YOUR INSTRUCTIONS:
Omit all pictures, then retype the data exactly as given.

RECORDED DATA:
╭──

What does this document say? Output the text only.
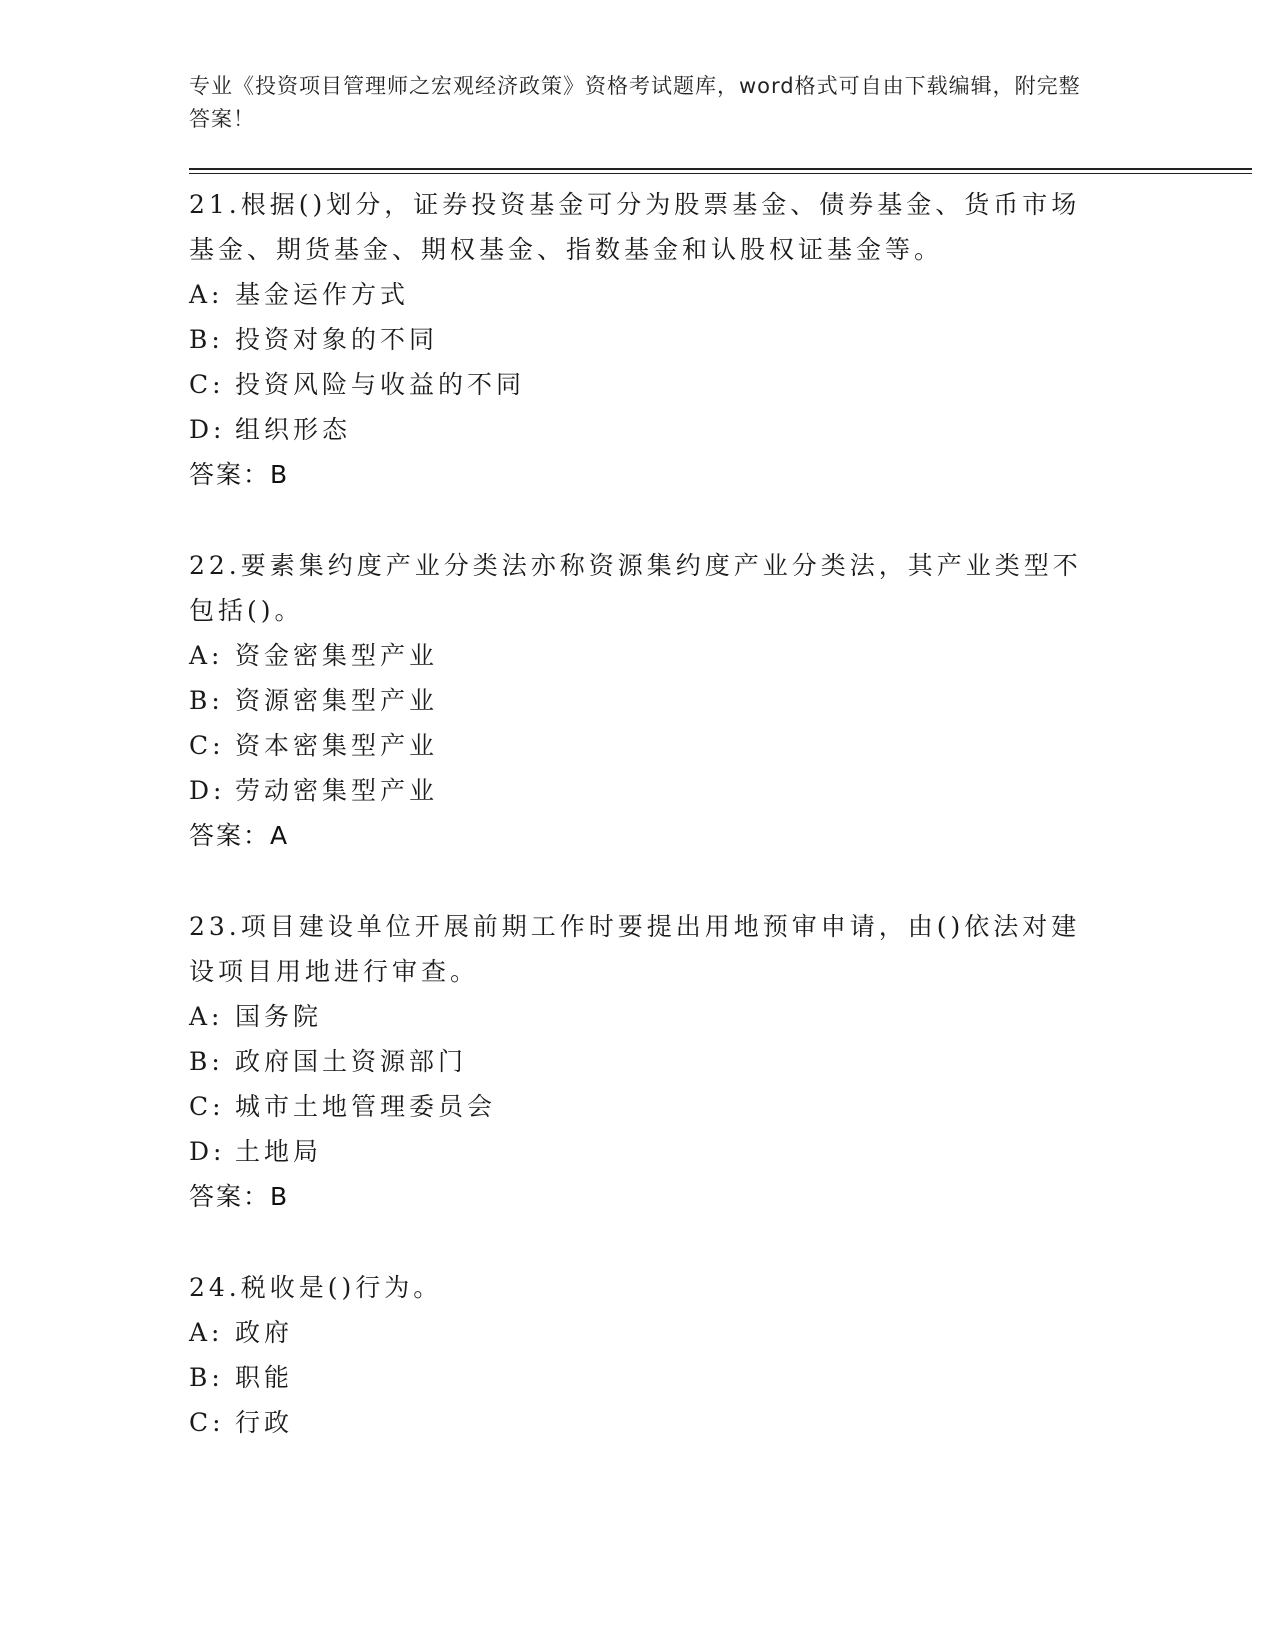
专业《投资项目管理师之宏观经济政策》资格考试题库，word格式可自由下载编辑，附完整答案！
21.根据()划分，证券投资基金可分为股票基金、债券基金、货币市场基金、期货基金、期权基金、指数基金和认股权证基金等。
A: 基金运作方式
B: 投资对象的不同
C: 投资风险与收益的不同
D: 组织形态
答案：B
22.要素集约度产业分类法亦称资源集约度产业分类法，其产业类型不包括()。
A: 资金密集型产业
B: 资源密集型产业
C: 资本密集型产业
D: 劳动密集型产业
答案：A
23.项目建设单位开展前期工作时要提出用地预审申请，由()依法对建设项目用地进行审查。
A: 国务院
B: 政府国土资源部门
C: 城市土地管理委员会
D: 土地局
答案：B
24.税收是()行为。
A: 政府
B: 职能
C: 行政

╰──

RESPONSE TO THE EXERCISE:
What does this document say? Output the text only.
专业《投资项目管理师之宏观经济政策》资格考试题库，word格式可自由下载编辑，附完整答案！
21.根据()划分，证券投资基金可分为股票基金、债券基金、货币市场基金、期货基金、期权基金、指数基金和认股权证基金等。
A: 基金运作方式
B: 投资对象的不同
C: 投资风险与收益的不同
D: 组织形态
答案：B
22.要素集约度产业分类法亦称资源集约度产业分类法，其产业类型不包括()。
A: 资金密集型产业
B: 资源密集型产业
C: 资本密集型产业
D: 劳动密集型产业
答案：A
23.项目建设单位开展前期工作时要提出用地预审申请，由()依法对建设项目用地进行审查。
A: 国务院
B: 政府国土资源部门
C: 城市土地管理委员会
D: 土地局
答案：B
24.税收是()行为。
A: 政府
B: 职能
C: 行政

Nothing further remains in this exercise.